Requirement
Make an exact copy of all the material below, apart from the pictures.

** Start of Information given **

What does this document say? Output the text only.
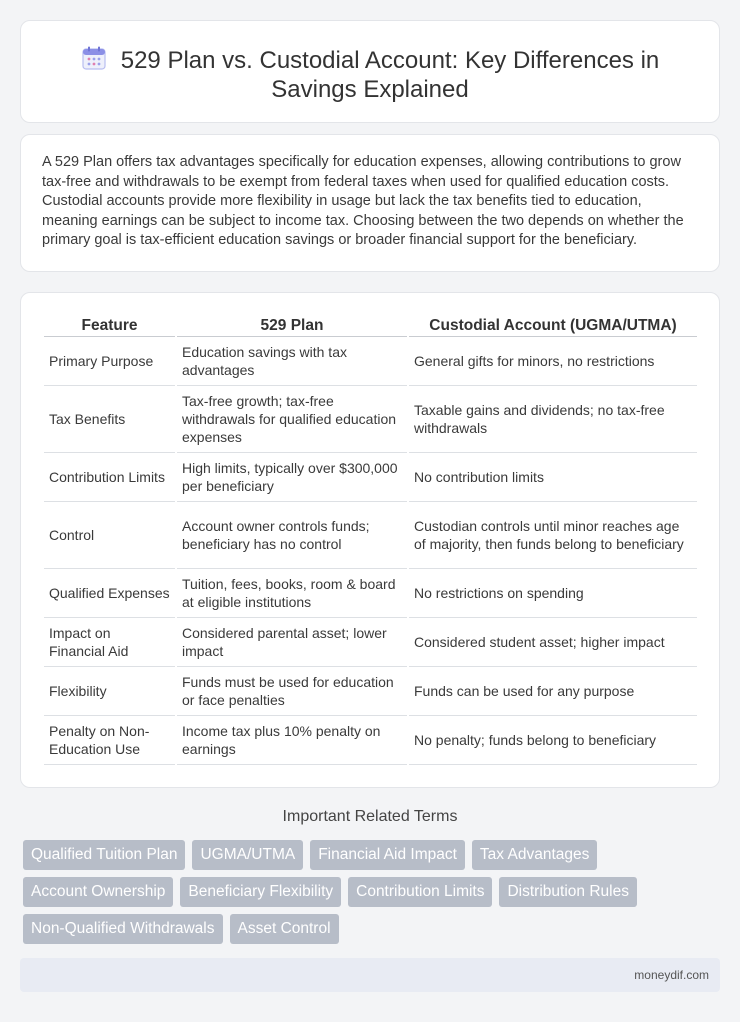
529 Plan vs. Custodial Account: Key Differences in Savings Explained

A 529 Plan offers tax advantages specifically for education expenses, allowing contributions to grow tax-free and withdrawals to be exempt from federal taxes when used for qualified education costs. Custodial accounts provide more flexibility in usage but lack the tax benefits tied to education, meaning earnings can be subject to income tax. Choosing between the two depends on whether the primary goal is tax-efficient education savings or broader financial support for the beneficiary.

Feature	529 Plan	Custodial Account (UGMA/UTMA)
Primary Purpose	Education savings with tax advantages	General gifts for minors, no restrictions
Tax Benefits	Tax-free growth; tax-free withdrawals for qualified education expenses	Taxable gains and dividends; no tax-free withdrawals
Contribution Limits	High limits, typically over $300,000 per beneficiary	No contribution limits
Control	Account owner controls funds; beneficiary has no control	Custodian controls until minor reaches age of majority, then funds belong to beneficiary
Qualified Expenses	Tuition, fees, books, room & board at eligible institutions	No restrictions on spending
Impact on Financial Aid	Considered parental asset; lower impact	Considered student asset; higher impact
Flexibility	Funds must be used for education or face penalties	Funds can be used for any purpose
Penalty on Non-Education Use	Income tax plus 10% penalty on earnings	No penalty; funds belong to beneficiary
Important Related Terms
Qualified Tuition Plan	UGMA/UTMA	Financial Aid Impact	Tax Advantages
Account Ownership	Beneficiary Flexibility	Contribution Limits	Distribution Rules
Non-Qualified Withdrawals	Asset Control
moneydif.com
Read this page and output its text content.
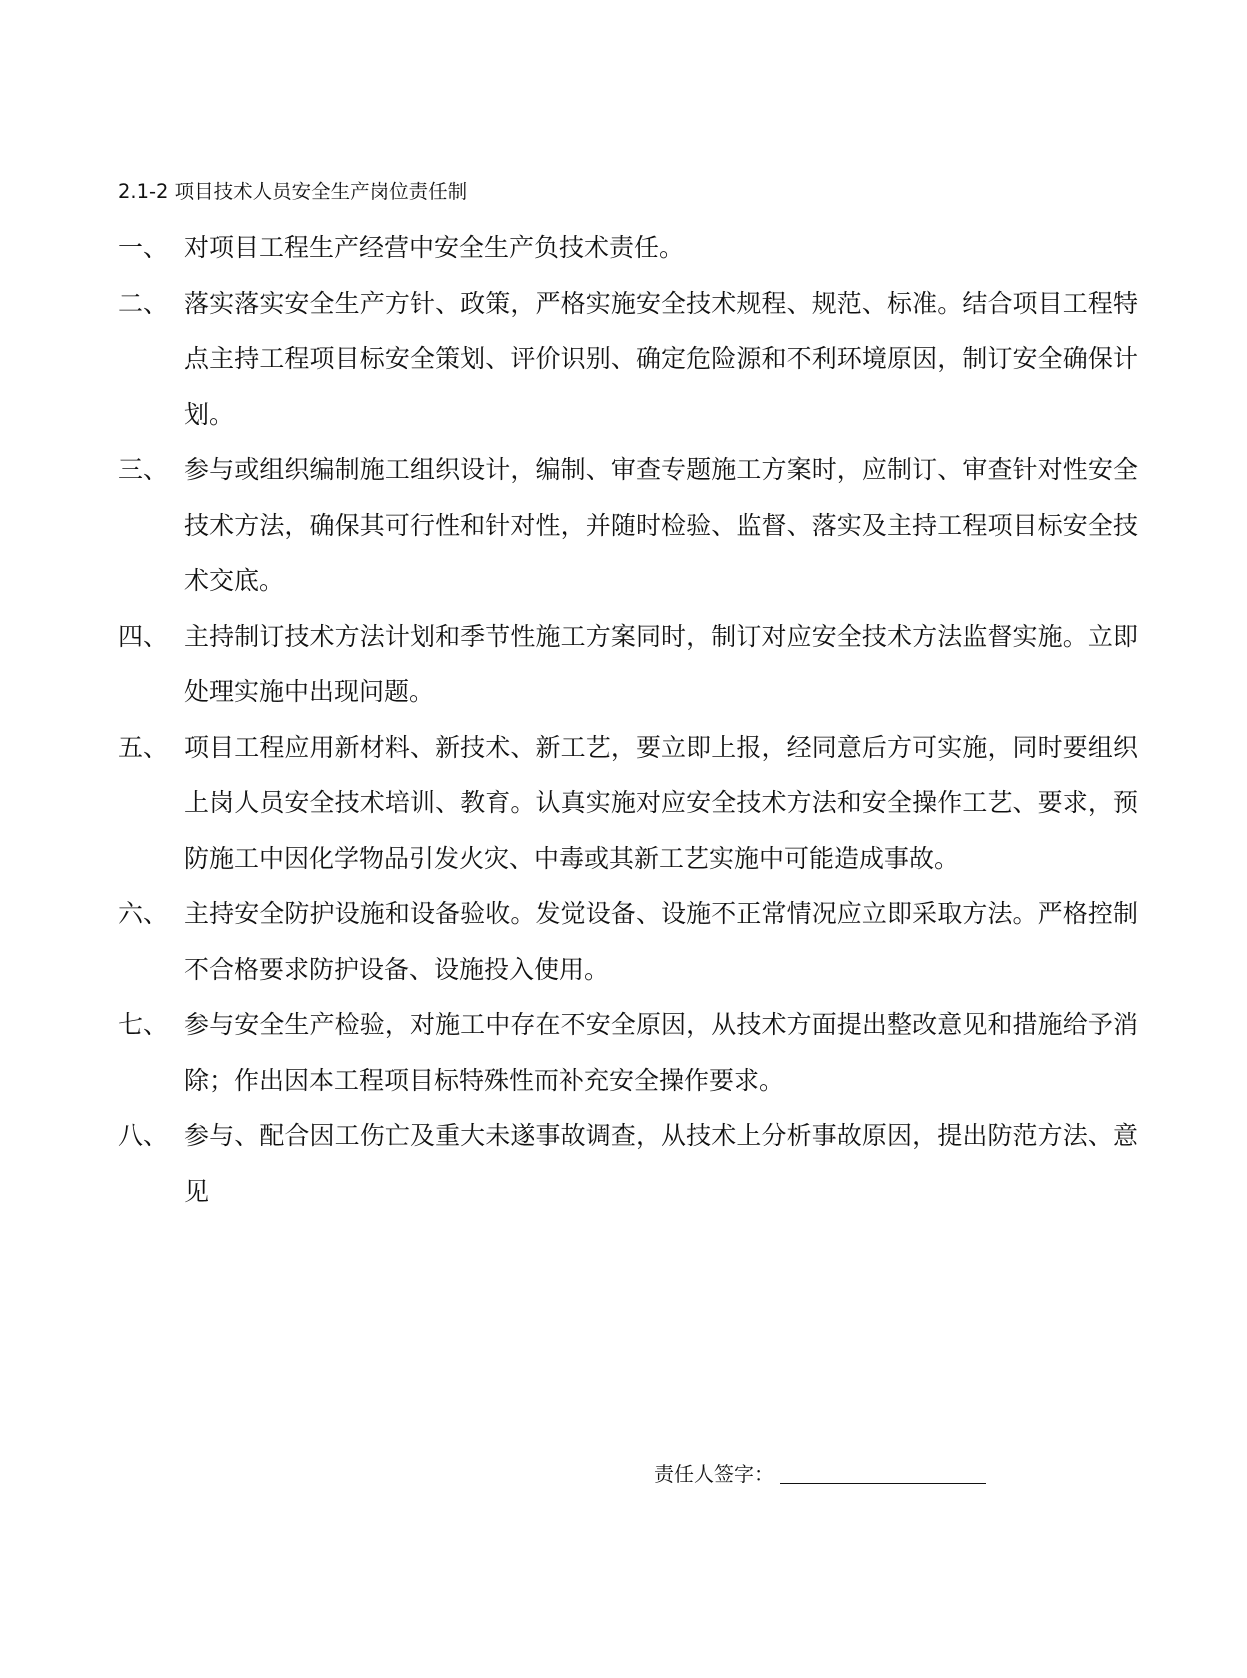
2.1-2 项目技术人员安全生产岗位责任制
一、 对项目工程生产经营中安全生产负技术责任。
二、 落实落实安全生产方针、政策，严格实施安全技术规程、规范、标准。结合项目工程特点主持工程项目标安全策划、评价识别、确定危险源和不利环境原因，制订安全确保计划。
三、 参与或组织编制施工组织设计，编制、审查专题施工方案时，应制订、审查针对性安全技术方法，确保其可行性和针对性，并随时检验、监督、落实及主持工程项目标安全技术交底。
四、 主持制订技术方法计划和季节性施工方案同时，制订对应安全技术方法监督实施。立即处理实施中出现问题。
五、 项目工程应用新材料、新技术、新工艺，要立即上报，经同意后方可实施，同时要组织上岗人员安全技术培训、教育。认真实施对应安全技术方法和安全操作工艺、要求，预防施工中因化学物品引发火灾、中毒或其新工艺实施中可能造成事故。
六、 主持安全防护设施和设备验收。发觉设备、设施不正常情况应立即采取方法。严格控制不合格要求防护设备、设施投入使用。
七、 参与安全生产检验，对施工中存在不安全原因，从技术方面提出整改意见和措施给予消除；作出因本工程项目标特殊性而补充安全操作要求。
八、 参与、配合因工伤亡及重大未遂事故调查，从技术上分析事故原因，提出防范方法、意见
责任人签字：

** End of Information given **

Solution to this task
What does this document say? Output the text only.
529 Plan vs. Custodial Account: Key Differences in Savings Explained

A 529 Plan offers tax advantages specifically for education expenses, allowing contributions to grow tax-free and withdrawals to be exempt from federal taxes when used for qualified education costs. Custodial accounts provide more flexibility in usage but lack the tax benefits tied to education, meaning earnings can be subject to income tax. Choosing between the two depends on whether the primary goal is tax-efficient education savings or broader financial support for the beneficiary.

Feature	529 Plan	Custodial Account (UGMA/UTMA)
Primary Purpose	Education savings with tax advantages	General gifts for minors, no restrictions
Tax Benefits	Tax-free growth; tax-free withdrawals for qualified education expenses	Taxable gains and dividends; no tax-free withdrawals
Contribution Limits	High limits, typically over $300,000 per beneficiary	No contribution limits
Control	Account owner controls funds; beneficiary has no control	Custodian controls until minor reaches age of majority, then funds belong to beneficiary
Qualified Expenses	Tuition, fees, books, room & board at eligible institutions	No restrictions on spending
Impact on Financial Aid	Considered parental asset; lower impact	Considered student asset; higher impact
Flexibility	Funds must be used for education or face penalties	Funds can be used for any purpose
Penalty on Non-Education Use	Income tax plus 10% penalty on earnings	No penalty; funds belong to beneficiary
Important Related Terms
Qualified Tuition Plan	UGMA/UTMA	Financial Aid Impact	Tax Advantages
Account Ownership	Beneficiary Flexibility	Contribution Limits	Distribution Rules
Non-Qualified Withdrawals	Asset Control
moneydif.com
Read this page and output its text content.
2.1-2 项目技术人员安全生产岗位责任制
一、 对项目工程生产经营中安全生产负技术责任。
二、 落实落实安全生产方针、政策，严格实施安全技术规程、规范、标准。结合项目工程特点主持工程项目标安全策划、评价识别、确定危险源和不利环境原因，制订安全确保计划。
三、 参与或组织编制施工组织设计，编制、审查专题施工方案时，应制订、审查针对性安全技术方法，确保其可行性和针对性，并随时检验、监督、落实及主持工程项目标安全技术交底。
四、 主持制订技术方法计划和季节性施工方案同时，制订对应安全技术方法监督实施。立即处理实施中出现问题。
五、 项目工程应用新材料、新技术、新工艺，要立即上报，经同意后方可实施，同时要组织上岗人员安全技术培训、教育。认真实施对应安全技术方法和安全操作工艺、要求，预防施工中因化学物品引发火灾、中毒或其新工艺实施中可能造成事故。
六、 主持安全防护设施和设备验收。发觉设备、设施不正常情况应立即采取方法。严格控制不合格要求防护设备、设施投入使用。
七、 参与安全生产检验，对施工中存在不安全原因，从技术方面提出整改意见和措施给予消除；作出因本工程项目标特殊性而补充安全操作要求。
八、 参与、配合因工伤亡及重大未遂事故调查，从技术上分析事故原因，提出防范方法、意见
责任人签字：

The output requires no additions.